- [Stated task] Copy each line below in which the word "галичья" occurs.

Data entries
»»
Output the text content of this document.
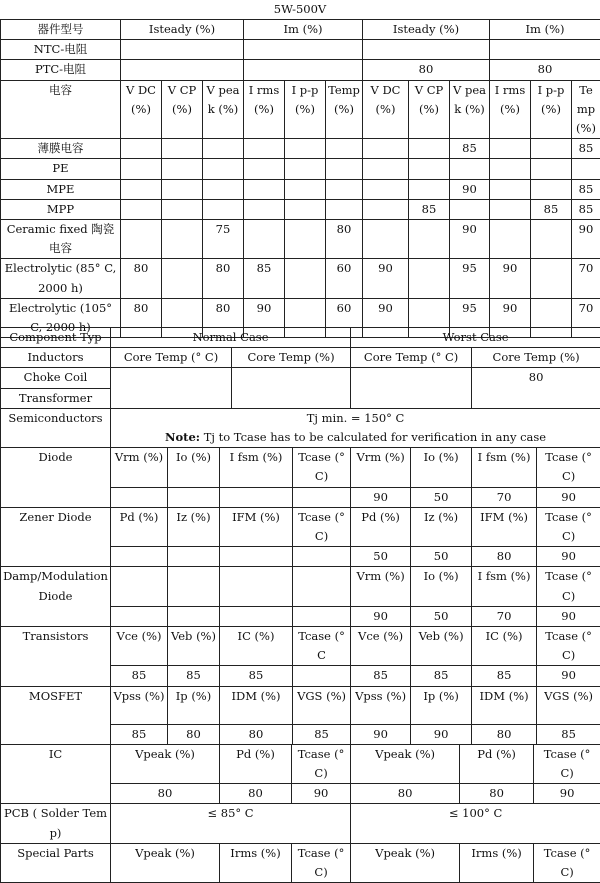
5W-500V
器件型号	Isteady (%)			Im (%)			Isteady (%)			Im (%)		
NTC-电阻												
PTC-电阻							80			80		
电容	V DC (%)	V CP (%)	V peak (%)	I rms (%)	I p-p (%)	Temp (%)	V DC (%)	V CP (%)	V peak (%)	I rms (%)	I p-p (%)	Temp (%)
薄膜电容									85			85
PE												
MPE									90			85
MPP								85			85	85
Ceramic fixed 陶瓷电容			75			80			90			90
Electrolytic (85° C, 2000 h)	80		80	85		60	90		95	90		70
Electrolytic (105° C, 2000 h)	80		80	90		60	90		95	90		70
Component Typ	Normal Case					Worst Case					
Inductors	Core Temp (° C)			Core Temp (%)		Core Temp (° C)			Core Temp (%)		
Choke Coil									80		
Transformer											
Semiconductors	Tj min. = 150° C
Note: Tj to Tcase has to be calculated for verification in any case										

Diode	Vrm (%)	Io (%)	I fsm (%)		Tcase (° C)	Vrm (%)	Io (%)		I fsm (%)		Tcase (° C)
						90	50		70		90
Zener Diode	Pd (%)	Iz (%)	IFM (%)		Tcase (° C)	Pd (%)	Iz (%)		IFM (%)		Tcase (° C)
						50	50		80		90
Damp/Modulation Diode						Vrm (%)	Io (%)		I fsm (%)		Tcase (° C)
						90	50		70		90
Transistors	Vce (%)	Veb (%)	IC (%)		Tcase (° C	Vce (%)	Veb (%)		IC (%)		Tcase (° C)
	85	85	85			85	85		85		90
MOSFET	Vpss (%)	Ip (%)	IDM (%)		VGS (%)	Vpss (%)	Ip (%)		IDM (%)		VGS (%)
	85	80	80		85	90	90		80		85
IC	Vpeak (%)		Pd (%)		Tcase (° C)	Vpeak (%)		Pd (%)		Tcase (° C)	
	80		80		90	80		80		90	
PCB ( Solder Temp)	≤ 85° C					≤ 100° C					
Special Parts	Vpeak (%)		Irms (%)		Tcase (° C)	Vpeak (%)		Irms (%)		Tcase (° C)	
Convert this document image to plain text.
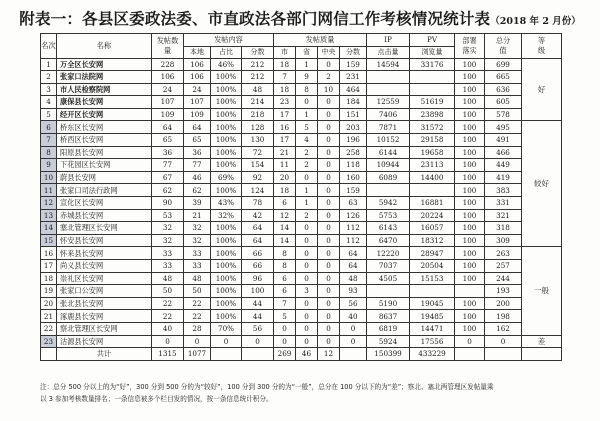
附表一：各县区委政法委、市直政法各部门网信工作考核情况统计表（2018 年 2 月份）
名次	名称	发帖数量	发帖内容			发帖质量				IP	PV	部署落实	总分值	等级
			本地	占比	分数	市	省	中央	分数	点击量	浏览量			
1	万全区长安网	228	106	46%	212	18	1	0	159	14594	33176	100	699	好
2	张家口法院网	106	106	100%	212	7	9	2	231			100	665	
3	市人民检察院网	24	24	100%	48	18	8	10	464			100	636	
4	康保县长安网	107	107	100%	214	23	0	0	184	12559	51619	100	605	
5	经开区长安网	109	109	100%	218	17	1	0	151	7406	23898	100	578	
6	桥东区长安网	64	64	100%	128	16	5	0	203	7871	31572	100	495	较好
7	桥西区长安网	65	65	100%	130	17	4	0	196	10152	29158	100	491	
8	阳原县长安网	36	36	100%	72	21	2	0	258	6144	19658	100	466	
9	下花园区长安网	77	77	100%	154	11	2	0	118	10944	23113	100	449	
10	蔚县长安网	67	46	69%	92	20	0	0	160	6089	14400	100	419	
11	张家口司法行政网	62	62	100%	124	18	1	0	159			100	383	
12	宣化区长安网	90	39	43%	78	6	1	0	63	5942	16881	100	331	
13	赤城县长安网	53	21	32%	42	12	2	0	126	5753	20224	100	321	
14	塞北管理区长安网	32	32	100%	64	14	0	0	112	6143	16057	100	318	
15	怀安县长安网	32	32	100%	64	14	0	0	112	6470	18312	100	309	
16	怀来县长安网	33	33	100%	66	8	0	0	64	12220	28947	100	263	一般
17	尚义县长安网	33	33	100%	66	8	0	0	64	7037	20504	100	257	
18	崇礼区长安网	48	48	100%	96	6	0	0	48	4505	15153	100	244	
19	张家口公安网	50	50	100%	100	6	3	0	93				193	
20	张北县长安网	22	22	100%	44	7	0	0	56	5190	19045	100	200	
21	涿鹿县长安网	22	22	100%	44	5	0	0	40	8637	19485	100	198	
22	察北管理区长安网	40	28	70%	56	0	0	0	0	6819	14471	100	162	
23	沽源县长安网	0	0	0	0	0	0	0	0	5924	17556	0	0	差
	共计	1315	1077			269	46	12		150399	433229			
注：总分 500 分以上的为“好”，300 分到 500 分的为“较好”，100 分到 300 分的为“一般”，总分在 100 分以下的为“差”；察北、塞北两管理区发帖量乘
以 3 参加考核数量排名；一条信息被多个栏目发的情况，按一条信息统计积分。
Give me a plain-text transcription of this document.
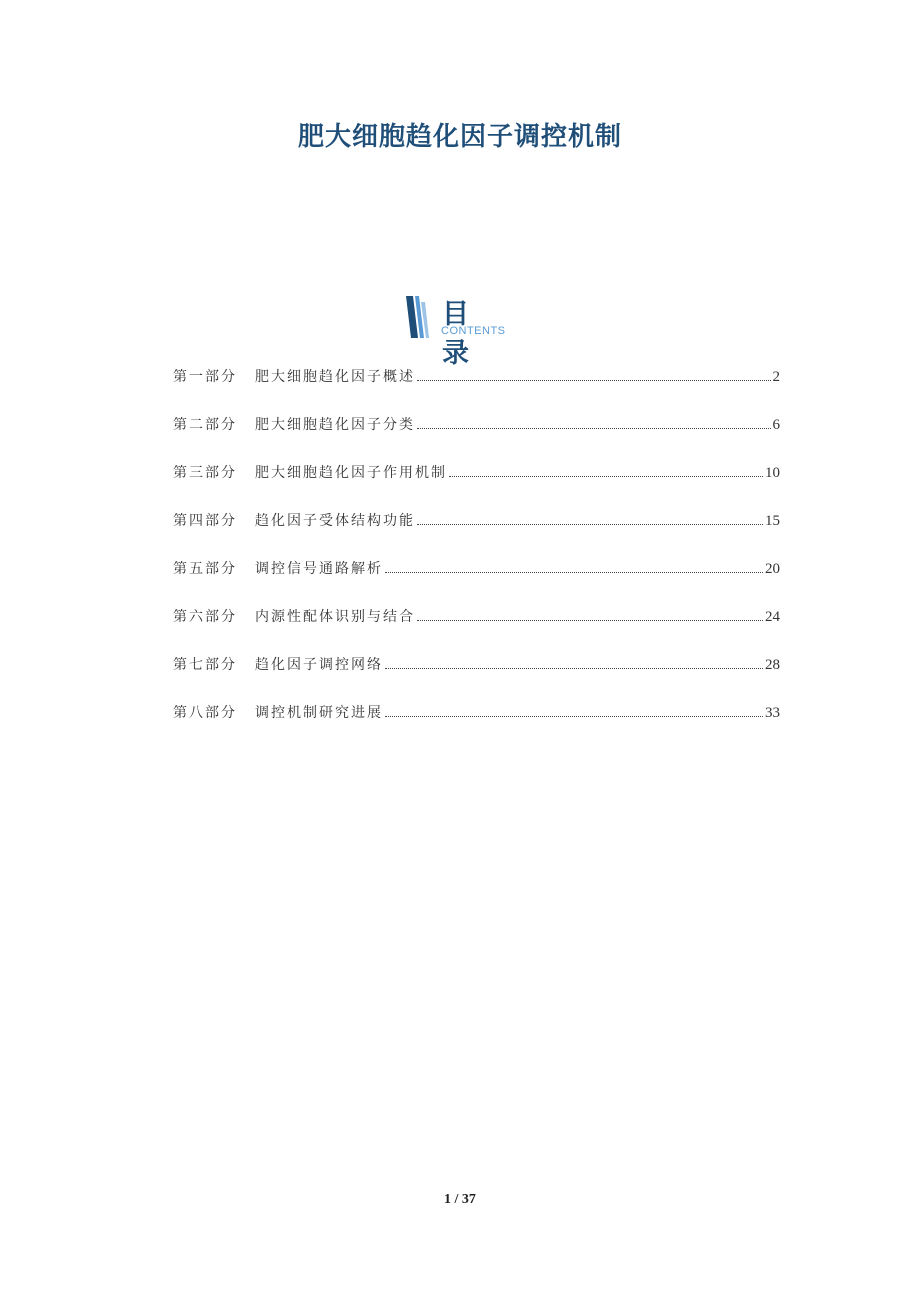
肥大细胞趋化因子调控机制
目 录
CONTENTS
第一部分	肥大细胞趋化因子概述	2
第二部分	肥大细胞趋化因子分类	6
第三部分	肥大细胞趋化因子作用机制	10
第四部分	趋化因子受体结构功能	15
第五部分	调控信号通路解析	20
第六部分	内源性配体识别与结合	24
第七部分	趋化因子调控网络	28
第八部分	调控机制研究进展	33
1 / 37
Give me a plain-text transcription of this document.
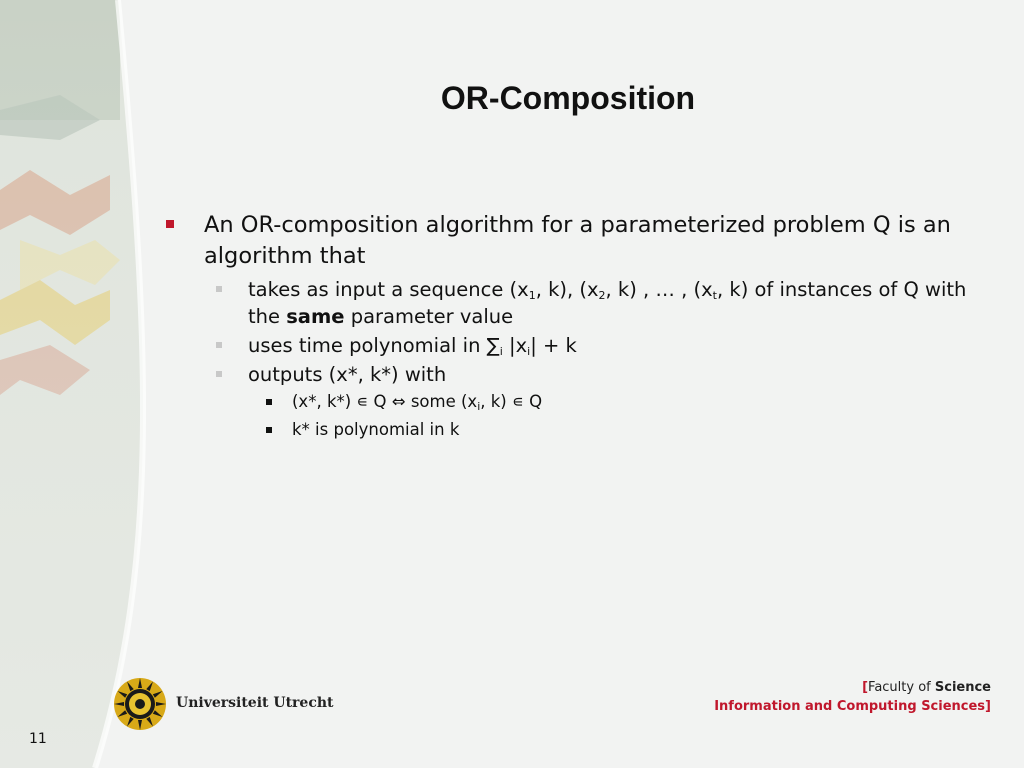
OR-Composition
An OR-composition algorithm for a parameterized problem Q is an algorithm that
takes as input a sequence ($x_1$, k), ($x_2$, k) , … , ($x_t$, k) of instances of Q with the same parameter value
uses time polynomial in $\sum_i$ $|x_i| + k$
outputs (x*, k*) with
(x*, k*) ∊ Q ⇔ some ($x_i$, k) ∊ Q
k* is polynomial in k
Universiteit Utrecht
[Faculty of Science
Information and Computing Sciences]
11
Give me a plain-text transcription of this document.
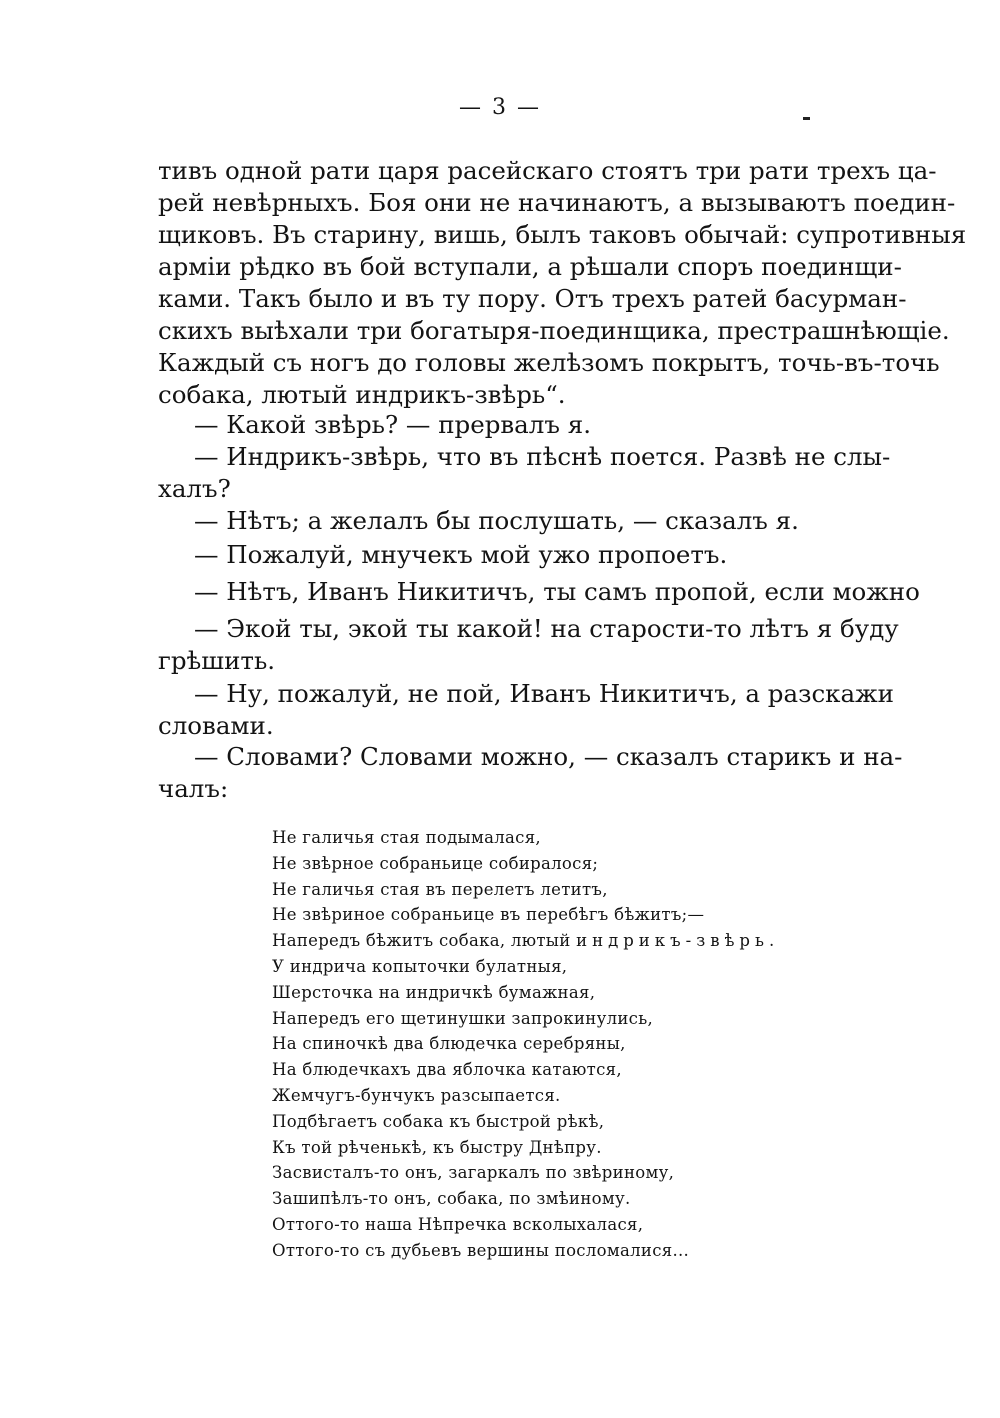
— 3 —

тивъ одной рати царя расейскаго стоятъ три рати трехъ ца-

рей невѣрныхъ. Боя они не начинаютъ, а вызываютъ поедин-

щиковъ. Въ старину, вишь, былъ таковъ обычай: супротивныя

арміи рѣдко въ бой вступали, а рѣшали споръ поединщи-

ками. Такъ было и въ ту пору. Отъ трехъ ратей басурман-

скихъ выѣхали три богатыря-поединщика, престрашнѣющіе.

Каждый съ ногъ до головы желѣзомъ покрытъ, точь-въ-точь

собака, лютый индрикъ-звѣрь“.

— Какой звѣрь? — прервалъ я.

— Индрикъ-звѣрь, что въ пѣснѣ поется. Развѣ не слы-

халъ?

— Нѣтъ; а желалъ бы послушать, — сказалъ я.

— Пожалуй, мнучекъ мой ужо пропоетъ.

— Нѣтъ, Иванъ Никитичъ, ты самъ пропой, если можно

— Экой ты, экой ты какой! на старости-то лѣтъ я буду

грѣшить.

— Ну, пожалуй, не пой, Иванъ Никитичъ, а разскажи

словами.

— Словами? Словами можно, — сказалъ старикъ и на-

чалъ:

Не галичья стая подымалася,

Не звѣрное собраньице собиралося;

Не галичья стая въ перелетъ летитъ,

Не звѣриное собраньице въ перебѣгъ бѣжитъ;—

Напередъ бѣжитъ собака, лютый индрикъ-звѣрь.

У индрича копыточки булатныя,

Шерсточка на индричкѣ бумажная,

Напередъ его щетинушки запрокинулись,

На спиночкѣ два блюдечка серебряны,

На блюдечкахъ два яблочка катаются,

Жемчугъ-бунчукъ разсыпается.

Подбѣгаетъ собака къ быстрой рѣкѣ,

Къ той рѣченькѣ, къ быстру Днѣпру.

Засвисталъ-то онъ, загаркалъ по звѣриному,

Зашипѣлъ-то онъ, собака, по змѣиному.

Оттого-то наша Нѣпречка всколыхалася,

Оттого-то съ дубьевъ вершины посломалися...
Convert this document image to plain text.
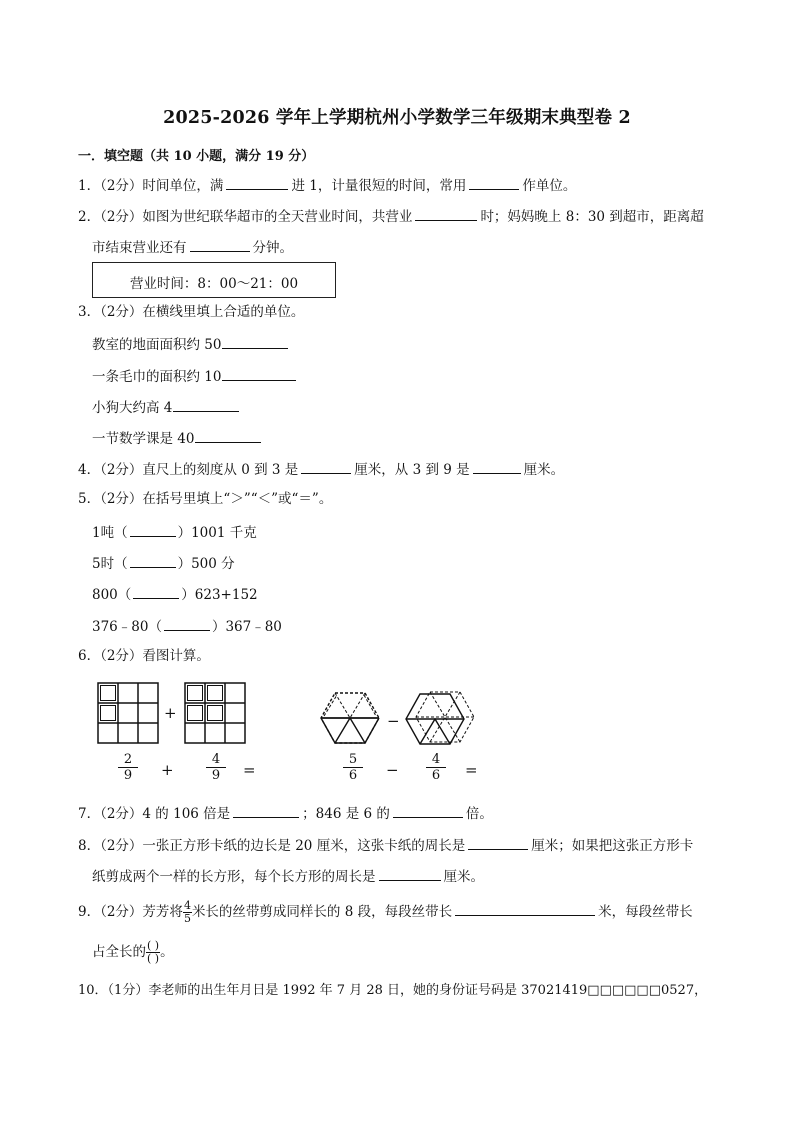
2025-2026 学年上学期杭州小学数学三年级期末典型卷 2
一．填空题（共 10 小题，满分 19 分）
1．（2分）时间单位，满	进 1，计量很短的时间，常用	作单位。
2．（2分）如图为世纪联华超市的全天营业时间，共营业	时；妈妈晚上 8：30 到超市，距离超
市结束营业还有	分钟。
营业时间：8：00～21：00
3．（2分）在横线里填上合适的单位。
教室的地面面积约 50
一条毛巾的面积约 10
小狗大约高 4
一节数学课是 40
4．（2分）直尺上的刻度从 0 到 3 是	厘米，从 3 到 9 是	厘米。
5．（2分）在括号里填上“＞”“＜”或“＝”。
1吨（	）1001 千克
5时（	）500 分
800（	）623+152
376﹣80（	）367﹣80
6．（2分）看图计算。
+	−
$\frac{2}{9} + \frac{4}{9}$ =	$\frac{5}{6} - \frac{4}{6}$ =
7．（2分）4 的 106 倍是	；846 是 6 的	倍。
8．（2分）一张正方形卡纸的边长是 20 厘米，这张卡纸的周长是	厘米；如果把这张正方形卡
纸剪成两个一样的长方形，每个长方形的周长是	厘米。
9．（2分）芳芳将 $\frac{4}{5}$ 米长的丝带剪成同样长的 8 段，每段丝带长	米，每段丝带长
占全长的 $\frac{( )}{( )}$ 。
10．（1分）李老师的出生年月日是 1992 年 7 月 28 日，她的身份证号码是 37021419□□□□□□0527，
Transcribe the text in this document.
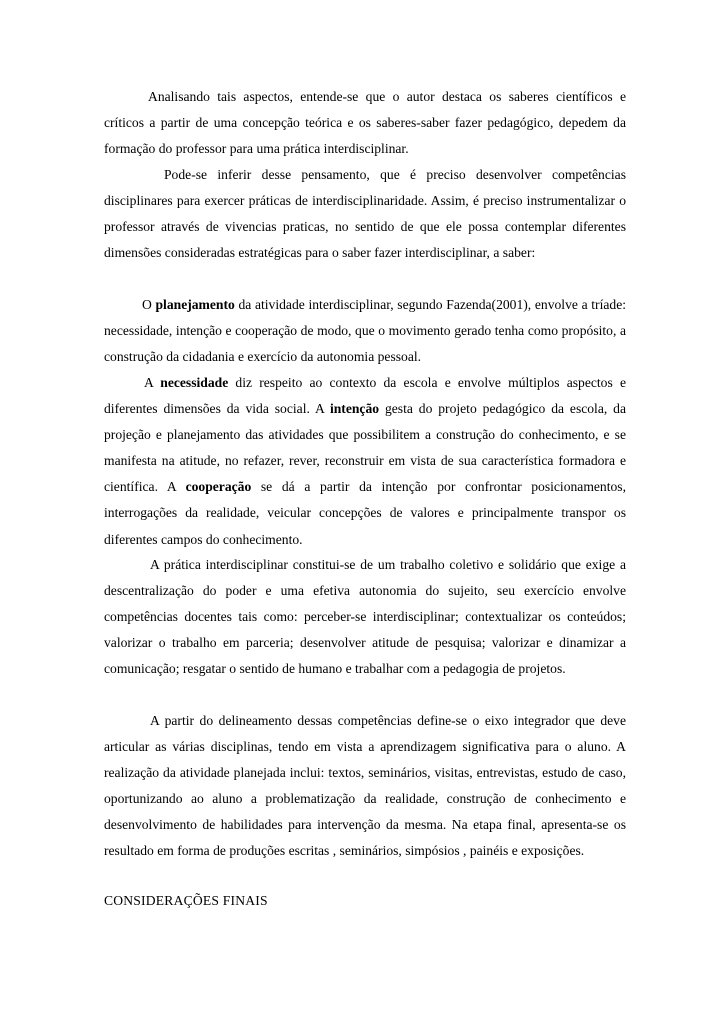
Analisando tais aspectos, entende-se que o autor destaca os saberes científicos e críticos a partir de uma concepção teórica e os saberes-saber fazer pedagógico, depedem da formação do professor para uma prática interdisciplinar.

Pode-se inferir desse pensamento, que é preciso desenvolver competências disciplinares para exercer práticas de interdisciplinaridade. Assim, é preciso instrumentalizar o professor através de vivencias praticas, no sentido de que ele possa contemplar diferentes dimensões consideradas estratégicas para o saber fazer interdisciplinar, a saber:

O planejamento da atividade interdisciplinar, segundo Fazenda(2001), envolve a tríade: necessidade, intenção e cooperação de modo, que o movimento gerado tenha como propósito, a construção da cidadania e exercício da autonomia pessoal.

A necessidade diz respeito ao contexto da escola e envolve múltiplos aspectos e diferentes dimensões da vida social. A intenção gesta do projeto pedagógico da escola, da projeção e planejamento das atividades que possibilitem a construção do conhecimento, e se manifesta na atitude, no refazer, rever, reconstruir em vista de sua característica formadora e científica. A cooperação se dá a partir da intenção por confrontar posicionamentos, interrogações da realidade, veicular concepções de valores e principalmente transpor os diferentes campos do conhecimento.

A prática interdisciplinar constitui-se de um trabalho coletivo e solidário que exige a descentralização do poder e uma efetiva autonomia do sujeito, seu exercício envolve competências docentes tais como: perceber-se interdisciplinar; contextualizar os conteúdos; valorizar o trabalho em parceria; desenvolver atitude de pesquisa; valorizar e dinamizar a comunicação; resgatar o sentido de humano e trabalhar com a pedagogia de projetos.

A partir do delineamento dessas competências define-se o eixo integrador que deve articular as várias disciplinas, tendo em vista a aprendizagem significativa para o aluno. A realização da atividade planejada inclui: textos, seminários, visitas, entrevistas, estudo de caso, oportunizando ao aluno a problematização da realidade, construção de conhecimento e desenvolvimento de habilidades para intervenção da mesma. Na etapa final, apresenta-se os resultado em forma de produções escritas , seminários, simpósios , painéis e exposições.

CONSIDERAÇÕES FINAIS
««
- [Result of the task]
Не галичья стая подымалася,
Не галичья стая въ перелетъ летитъ,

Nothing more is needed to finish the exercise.